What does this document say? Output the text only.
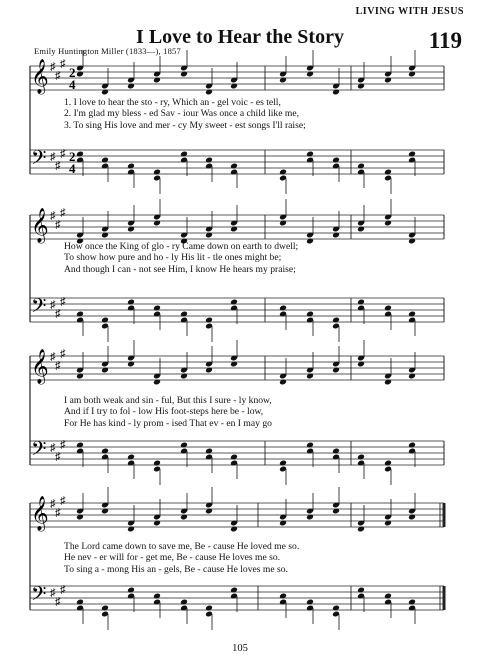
LIVING WITH JESUS
I Love to Hear the Story	119
Emily Huntington Miller (1833—), 1857
𝄞 ♯
♯
♯
2
4
𝄢 ♯
♯
♯ 2
4
𝄞 ♯
♯
♯
𝄢 ♯
♯
♯
𝄞 ♯
♯
♯
𝄢 ♯
♯
♯
𝄞 ♯
♯
♯
𝄢 ♯
♯
♯
1. I love to hear the sto - ry, Which an - gel voic - es tell,
2. I'm glad my bless - ed Sav - iour Was once a child like me,
3. To sing His love and mer - cy My sweet - est songs I'll raise;
How once the King of glo - ry Came down on earth to dwell;
To show how pure and ho - ly His lit - tle ones might be;
And though I can - not see Him, I know He hears my praise;
I am both weak and sin - ful, But this I sure - ly know,
And if I try to fol - low His foot-steps here be - low,
For He has kind - ly prom - ised That ev - en I may go
The Lord came down to save me, Be - cause He loved me so.
He nev - er will for - get me, Be - cause He loves me so.
To sing a - mong His an - gels, Be - cause He loves me so.
105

..............................

AIM OF THE TASK: Quote every record above exactly, leaving out the pictures.

IN RESPONSE:
What does this document say? Output the text only.
LIVING WITH JESUS
I Love to Hear the Story	119
Emily Huntington Miller (1833—), 1857
𝄞 ♯
♯
♯
2
4
𝄢 ♯
♯
♯ 2
4
𝄞 ♯
♯
♯
𝄢 ♯
♯
♯
𝄞 ♯
♯
♯
𝄢 ♯
♯
♯
𝄞 ♯
♯
♯
𝄢 ♯
♯
♯
1. I love to hear the sto - ry, Which an - gel voic - es tell,
2. I'm glad my bless - ed Sav - iour Was once a child like me,
3. To sing His love and mer - cy My sweet - est songs I'll raise;
How once the King of glo - ry Came down on earth to dwell;
To show how pure and ho - ly His lit - tle ones might be;
And though I can - not see Him, I know He hears my praise;
I am both weak and sin - ful, But this I sure - ly know,
And if I try to fol - low His foot-steps here be - low,
For He has kind - ly prom - ised That ev - en I may go
The Lord came down to save me, Be - cause He loved me so.
He nev - er will for - get me, Be - cause He loves me so.
To sing a - mong His an - gels, Be - cause He loves me so.
105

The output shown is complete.